(Dataset records on visual material)

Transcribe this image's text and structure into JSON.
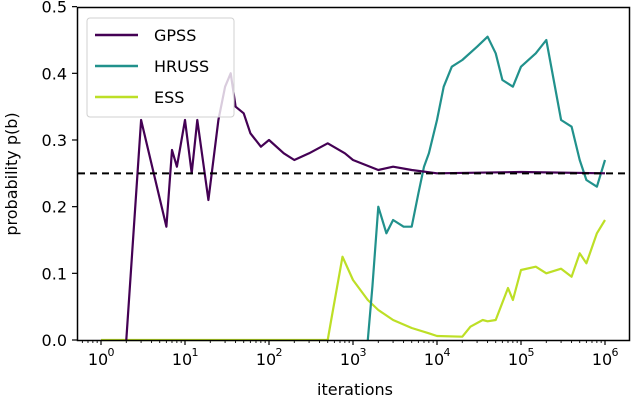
{
  "chart_data": {
    "type": "line",
    "title": "",
    "xlabel": "iterations",
    "ylabel": "probability p(b)",
    "xscale": "log",
    "xlim": [
      0.45,
      1500000
    ],
    "ylim": [
      0.0,
      0.5
    ],
    "x_ticks": [
      "10^0",
      "10^1",
      "10^2",
      "10^3",
      "10^4",
      "10^5",
      "10^6"
    ],
    "y_ticks": [
      "0.0",
      "0.1",
      "0.2",
      "0.3",
      "0.4",
      "0.5"
    ],
    "grid": false,
    "legend_position": "upper left",
    "reference_line": {
      "y": 0.25,
      "style": "dashed",
      "color": "#000000"
    },
    "series": [
      {
        "name": "GPSS",
        "color": "#440154",
        "x": [
          2,
          3,
          6,
          7,
          8,
          10,
          12,
          14,
          19,
          25,
          30,
          35,
          40,
          50,
          60,
          80,
          100,
          150,
          200,
          300,
          500,
          800,
          1000,
          2000,
          3000,
          5000,
          10000,
          100000,
          1000000
        ],
        "y": [
          0.0,
          0.33,
          0.17,
          0.285,
          0.26,
          0.33,
          0.25,
          0.33,
          0.21,
          0.33,
          0.38,
          0.4,
          0.35,
          0.34,
          0.31,
          0.29,
          0.3,
          0.28,
          0.27,
          0.28,
          0.295,
          0.28,
          0.27,
          0.255,
          0.26,
          0.255,
          0.25,
          0.252,
          0.25
        ]
      },
      {
        "name": "HRUSS",
        "color": "#21918c",
        "x": [
          1500,
          1700,
          2000,
          2500,
          3000,
          4000,
          5000,
          6000,
          7000,
          8000,
          10000,
          12000,
          15000,
          20000,
          30000,
          40000,
          50000,
          60000,
          80000,
          100000,
          150000,
          200000,
          300000,
          400000,
          500000,
          600000,
          800000,
          1000000
        ],
        "y": [
          0.0,
          0.08,
          0.2,
          0.16,
          0.18,
          0.17,
          0.17,
          0.22,
          0.26,
          0.28,
          0.33,
          0.38,
          0.41,
          0.42,
          0.44,
          0.455,
          0.43,
          0.39,
          0.38,
          0.41,
          0.43,
          0.45,
          0.33,
          0.32,
          0.27,
          0.24,
          0.23,
          0.27
        ]
      },
      {
        "name": "ESS",
        "color": "#bddf26",
        "x": [
          1,
          500,
          550,
          750,
          1000,
          1500,
          2000,
          3000,
          5000,
          8000,
          10000,
          20000,
          25000,
          35000,
          40000,
          50000,
          70000,
          80000,
          100000,
          150000,
          200000,
          300000,
          400000,
          500000,
          600000,
          800000,
          1000000
        ],
        "y": [
          0.0,
          0.0,
          0.03,
          0.125,
          0.09,
          0.06,
          0.045,
          0.03,
          0.018,
          0.01,
          0.006,
          0.005,
          0.02,
          0.03,
          0.028,
          0.03,
          0.078,
          0.06,
          0.105,
          0.11,
          0.1,
          0.107,
          0.095,
          0.13,
          0.115,
          0.16,
          0.18
        ]
      }
    ]
  }
}
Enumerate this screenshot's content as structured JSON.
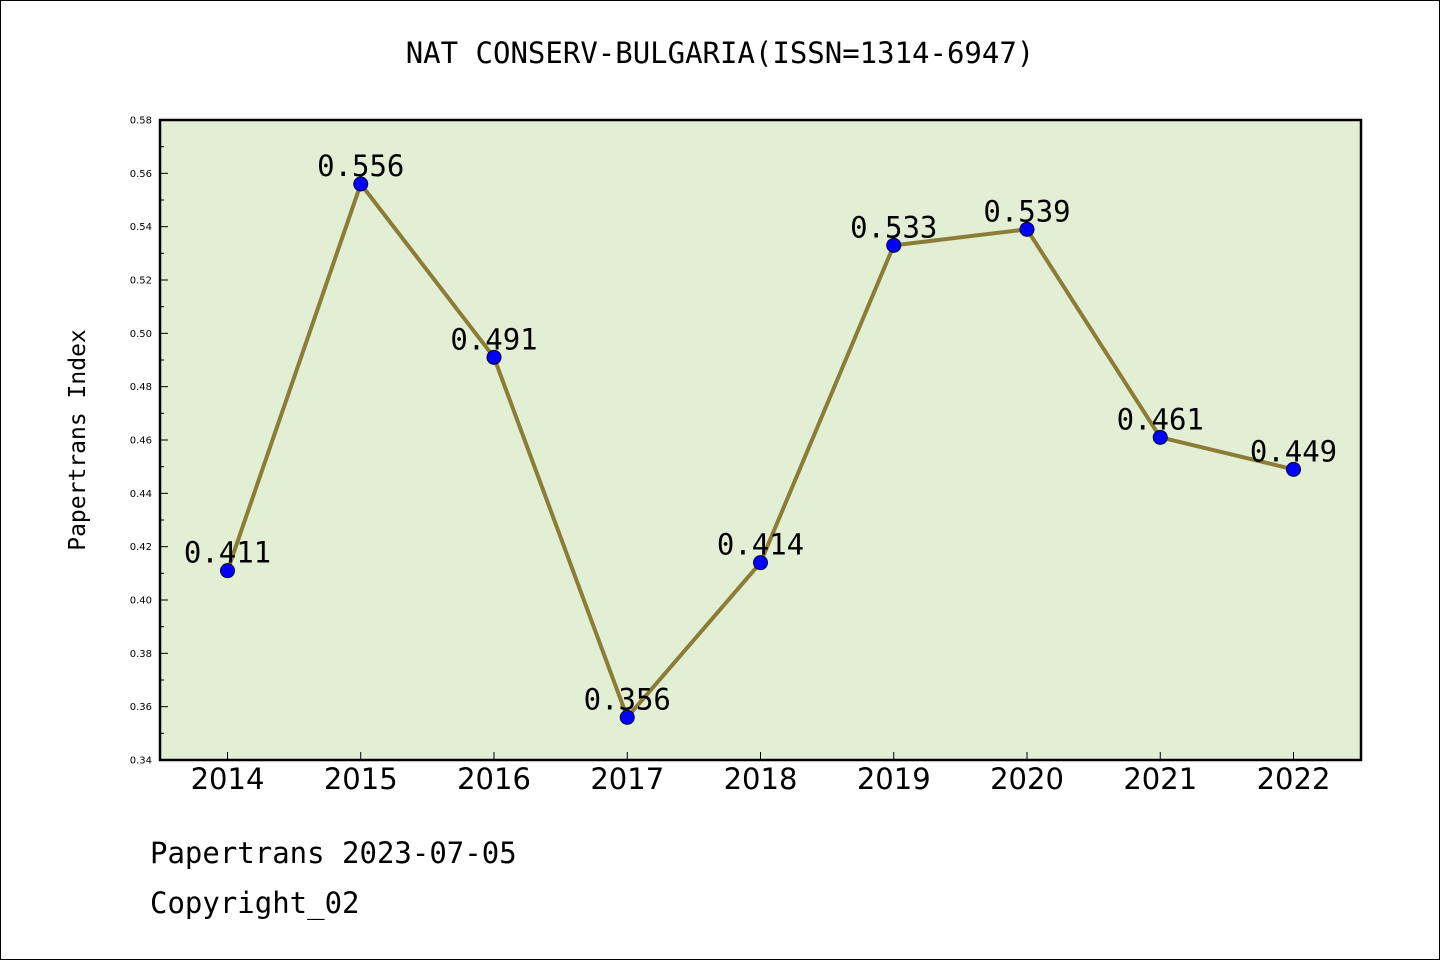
{
  "chart_data": {
    "type": "line",
    "title": "NAT CONSERV-BULGARIA(ISSN=1314-6947)",
    "xlabel": "",
    "ylabel": "Papertrans Index",
    "categories": [
      "2014",
      "2015",
      "2016",
      "2017",
      "2018",
      "2019",
      "2020",
      "2021",
      "2022"
    ],
    "values": [
      0.411,
      0.556,
      0.491,
      0.356,
      0.414,
      0.533,
      0.539,
      0.461,
      0.449
    ],
    "data_labels": [
      "0.411",
      "0.556",
      "0.491",
      "0.356",
      "0.414",
      "0.533",
      "0.539",
      "0.461",
      "0.449"
    ],
    "ylim": [
      0.34,
      0.58
    ],
    "yticks": [
      "0.34",
      "0.36",
      "0.38",
      "0.40",
      "0.42",
      "0.44",
      "0.46",
      "0.48",
      "0.50",
      "0.52",
      "0.54",
      "0.56",
      "0.58"
    ],
    "grid": false,
    "colors": {
      "plot_background": "#e2efd5",
      "line": "#8b7d36",
      "marker": "#0000ff"
    }
  },
  "footer": {
    "date_line": "Papertrans 2023-07-05",
    "copyright": "Copyright_02"
  }
}
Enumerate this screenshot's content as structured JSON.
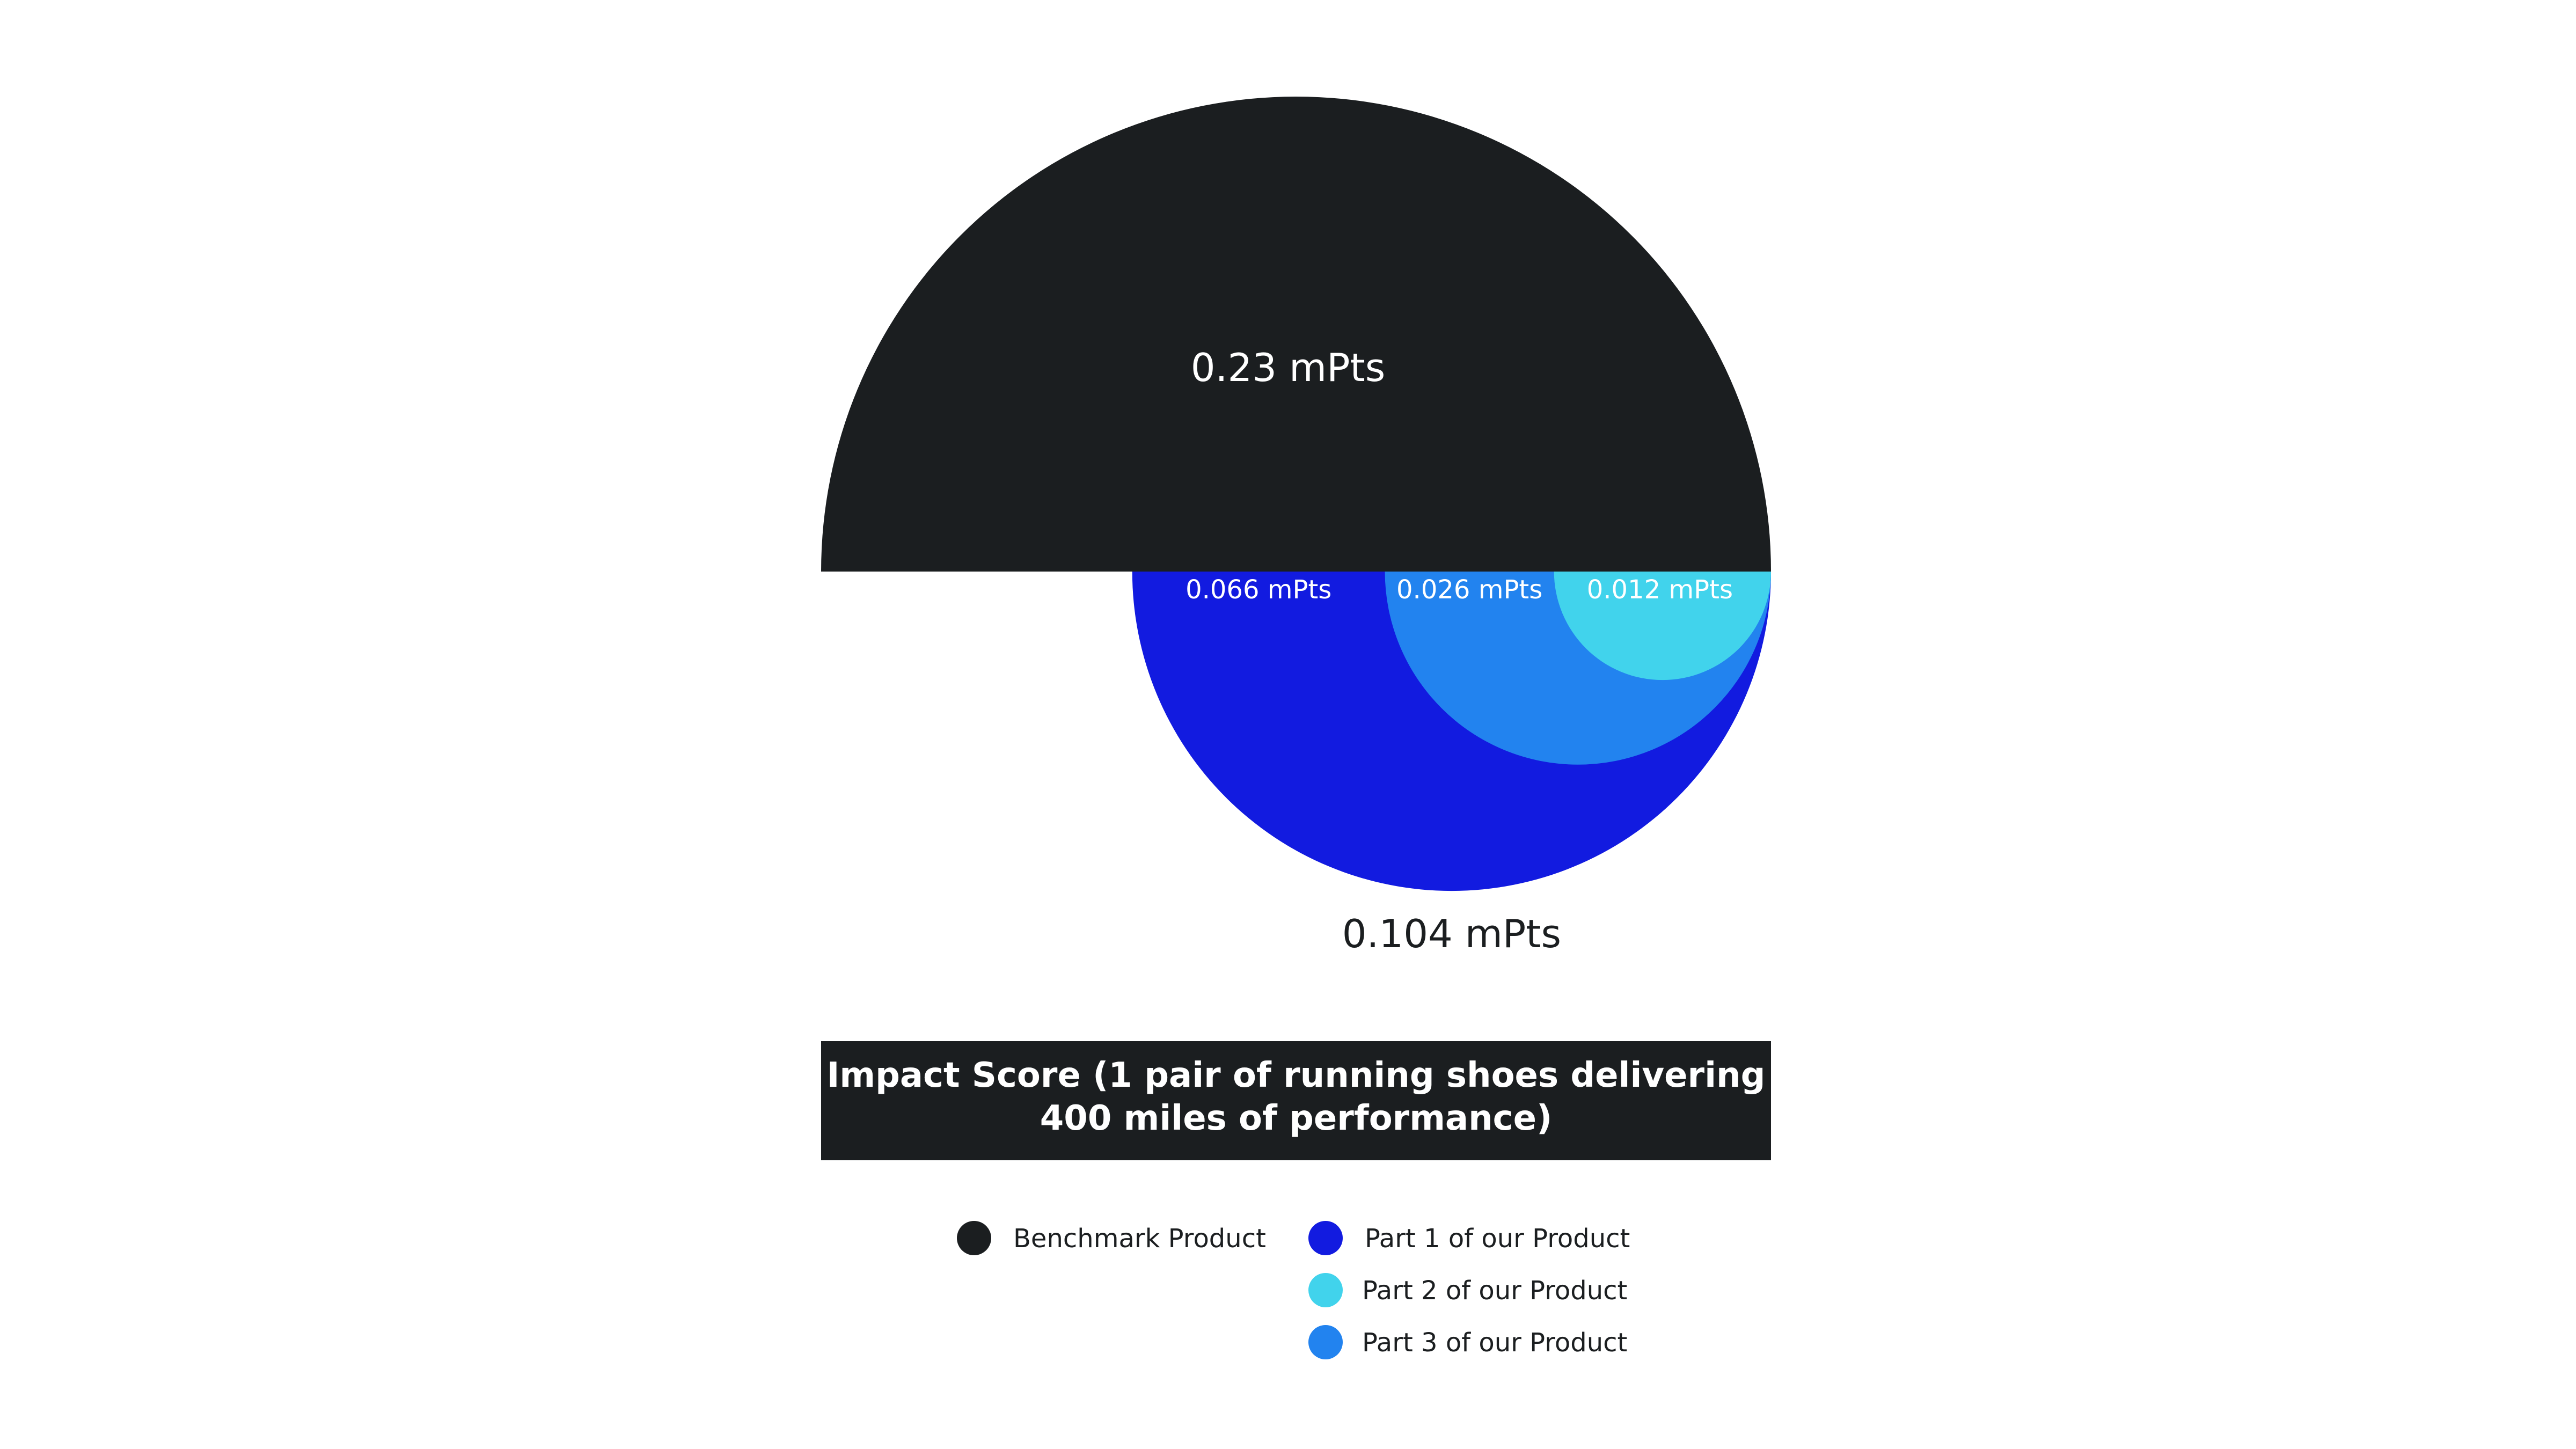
{
  "chart_data": {
    "type": "proportional-area",
    "title_lines": [
      "Impact Score (1 pair of running shoes delivering",
      "400 miles of performance)"
    ],
    "unit": "mPts",
    "benchmark": {
      "name": "Benchmark Product",
      "value": 0.23,
      "label": "0.23 mPts",
      "color": "#1b1e20"
    },
    "total": {
      "value": 0.104,
      "label": "0.104 mPts"
    },
    "parts": [
      {
        "name": "Part 1 of our Product",
        "value": 0.066,
        "label": "0.066 mPts",
        "color": "#121be0"
      },
      {
        "name": "Part 2 of our Product",
        "value": 0.012,
        "label": "0.012 mPts",
        "color": "#41d3ec"
      },
      {
        "name": "Part 3 of our Product",
        "value": 0.026,
        "label": "0.026 mPts",
        "color": "#2283ef"
      }
    ],
    "legend": [
      {
        "name": "Benchmark Product",
        "color": "#1b1e20"
      },
      {
        "name": "Part 1 of our Product",
        "color": "#121be0"
      },
      {
        "name": "Part 2 of our Product",
        "color": "#41d3ec"
      },
      {
        "name": "Part 3 of our Product",
        "color": "#2283ef"
      }
    ]
  }
}
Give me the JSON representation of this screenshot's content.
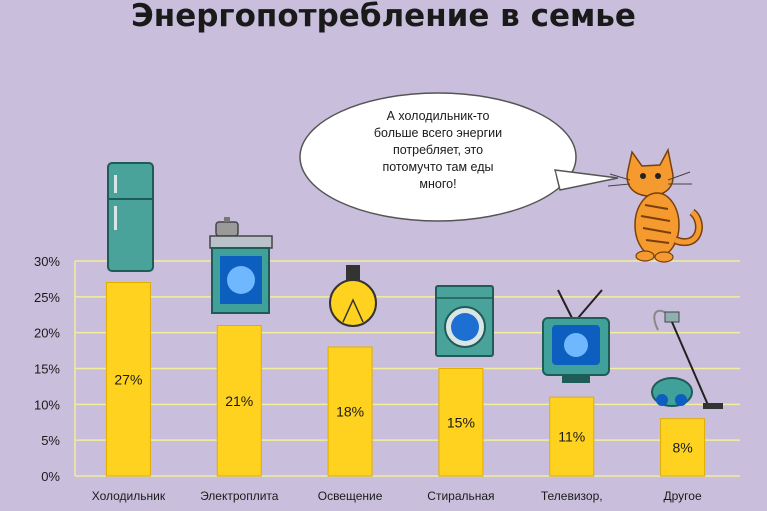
{
  "chart_data": {
    "type": "bar",
    "title": "Энергопотребление в семье",
    "categories": [
      "Холодильник",
      "Электроплита",
      "Освещение",
      "Стиральная",
      "Телевизор,",
      "Другое"
    ],
    "values": [
      27,
      21,
      18,
      15,
      11,
      8
    ],
    "value_labels": [
      "27%",
      "21%",
      "18%",
      "15%",
      "11%",
      "8%"
    ],
    "y_ticks": [
      "0%",
      "5%",
      "10%",
      "15%",
      "20%",
      "25%",
      "30%"
    ],
    "ylim": [
      0,
      30
    ],
    "grid": true,
    "bar_color": "#ffd21f",
    "background": "#c9bfdc"
  },
  "speech_bubble": {
    "lines": [
      "А холодильник-то",
      "больше всего энергии",
      "потребляет, это",
      "потомучто там еды",
      "много!"
    ]
  },
  "icons": [
    "refrigerator-icon",
    "stove-icon",
    "light-bulb-icon",
    "washing-machine-icon",
    "tv-icon",
    "vacuum-cleaner-icon",
    "cat-icon"
  ]
}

▶ Direction: Pick out each line containing the string "Papertrans" and copy it.

▶ Correct output:
    "ylabel": "Papertrans Index",
    "date_line": "Papertrans 2023-07-05",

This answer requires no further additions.